start DATA LINES

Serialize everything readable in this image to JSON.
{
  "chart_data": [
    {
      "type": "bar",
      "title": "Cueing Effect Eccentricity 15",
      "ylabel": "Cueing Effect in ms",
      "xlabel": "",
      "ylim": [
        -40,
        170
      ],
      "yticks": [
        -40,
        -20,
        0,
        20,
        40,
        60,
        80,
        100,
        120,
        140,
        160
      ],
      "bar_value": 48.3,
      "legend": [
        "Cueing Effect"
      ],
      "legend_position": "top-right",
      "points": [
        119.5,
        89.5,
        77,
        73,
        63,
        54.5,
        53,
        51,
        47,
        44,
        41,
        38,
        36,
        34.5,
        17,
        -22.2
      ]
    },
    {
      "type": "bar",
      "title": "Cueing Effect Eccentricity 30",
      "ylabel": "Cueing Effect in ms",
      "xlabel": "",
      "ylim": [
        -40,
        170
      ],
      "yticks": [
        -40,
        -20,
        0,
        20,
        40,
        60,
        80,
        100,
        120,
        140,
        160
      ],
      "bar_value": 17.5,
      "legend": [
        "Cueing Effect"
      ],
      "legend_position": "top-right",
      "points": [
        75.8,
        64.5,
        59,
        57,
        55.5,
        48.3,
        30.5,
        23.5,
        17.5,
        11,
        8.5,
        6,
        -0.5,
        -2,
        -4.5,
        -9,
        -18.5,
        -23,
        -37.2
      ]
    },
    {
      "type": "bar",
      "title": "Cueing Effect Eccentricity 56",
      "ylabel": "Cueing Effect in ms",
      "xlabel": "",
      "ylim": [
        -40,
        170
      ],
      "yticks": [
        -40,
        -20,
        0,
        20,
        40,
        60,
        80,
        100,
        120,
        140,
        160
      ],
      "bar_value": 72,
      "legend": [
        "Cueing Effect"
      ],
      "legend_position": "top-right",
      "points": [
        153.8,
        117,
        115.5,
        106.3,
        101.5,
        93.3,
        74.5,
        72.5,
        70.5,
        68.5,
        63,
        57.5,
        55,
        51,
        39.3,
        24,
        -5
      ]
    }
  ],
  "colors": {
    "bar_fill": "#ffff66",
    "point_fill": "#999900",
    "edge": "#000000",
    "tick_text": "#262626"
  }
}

end DATA LINES

## EXERCISE DETAILS
Return what is listed above, exactly and completely.

## WRITTEN RESPONSE
Serialize everything readable in this image to JSON.
{
  "chart_data": [
    {
      "type": "bar",
      "title": "Cueing Effect Eccentricity 15",
      "ylabel": "Cueing Effect in ms",
      "xlabel": "",
      "ylim": [
        -40,
        170
      ],
      "yticks": [
        -40,
        -20,
        0,
        20,
        40,
        60,
        80,
        100,
        120,
        140,
        160
      ],
      "bar_value": 48.3,
      "legend": [
        "Cueing Effect"
      ],
      "legend_position": "top-right",
      "points": [
        119.5,
        89.5,
        77,
        73,
        63,
        54.5,
        53,
        51,
        47,
        44,
        41,
        38,
        36,
        34.5,
        17,
        -22.2
      ]
    },
    {
      "type": "bar",
      "title": "Cueing Effect Eccentricity 30",
      "ylabel": "Cueing Effect in ms",
      "xlabel": "",
      "ylim": [
        -40,
        170
      ],
      "yticks": [
        -40,
        -20,
        0,
        20,
        40,
        60,
        80,
        100,
        120,
        140,
        160
      ],
      "bar_value": 17.5,
      "legend": [
        "Cueing Effect"
      ],
      "legend_position": "top-right",
      "points": [
        75.8,
        64.5,
        59,
        57,
        55.5,
        48.3,
        30.5,
        23.5,
        17.5,
        11,
        8.5,
        6,
        -0.5,
        -2,
        -4.5,
        -9,
        -18.5,
        -23,
        -37.2
      ]
    },
    {
      "type": "bar",
      "title": "Cueing Effect Eccentricity 56",
      "ylabel": "Cueing Effect in ms",
      "xlabel": "",
      "ylim": [
        -40,
        170
      ],
      "yticks": [
        -40,
        -20,
        0,
        20,
        40,
        60,
        80,
        100,
        120,
        140,
        160
      ],
      "bar_value": 72,
      "legend": [
        "Cueing Effect"
      ],
      "legend_position": "top-right",
      "points": [
        153.8,
        117,
        115.5,
        106.3,
        101.5,
        93.3,
        74.5,
        72.5,
        70.5,
        68.5,
        63,
        57.5,
        55,
        51,
        39.3,
        24,
        -5
      ]
    }
  ],
  "colors": {
    "bar_fill": "#ffff66",
    "point_fill": "#999900",
    "edge": "#000000",
    "tick_text": "#262626"
  }
}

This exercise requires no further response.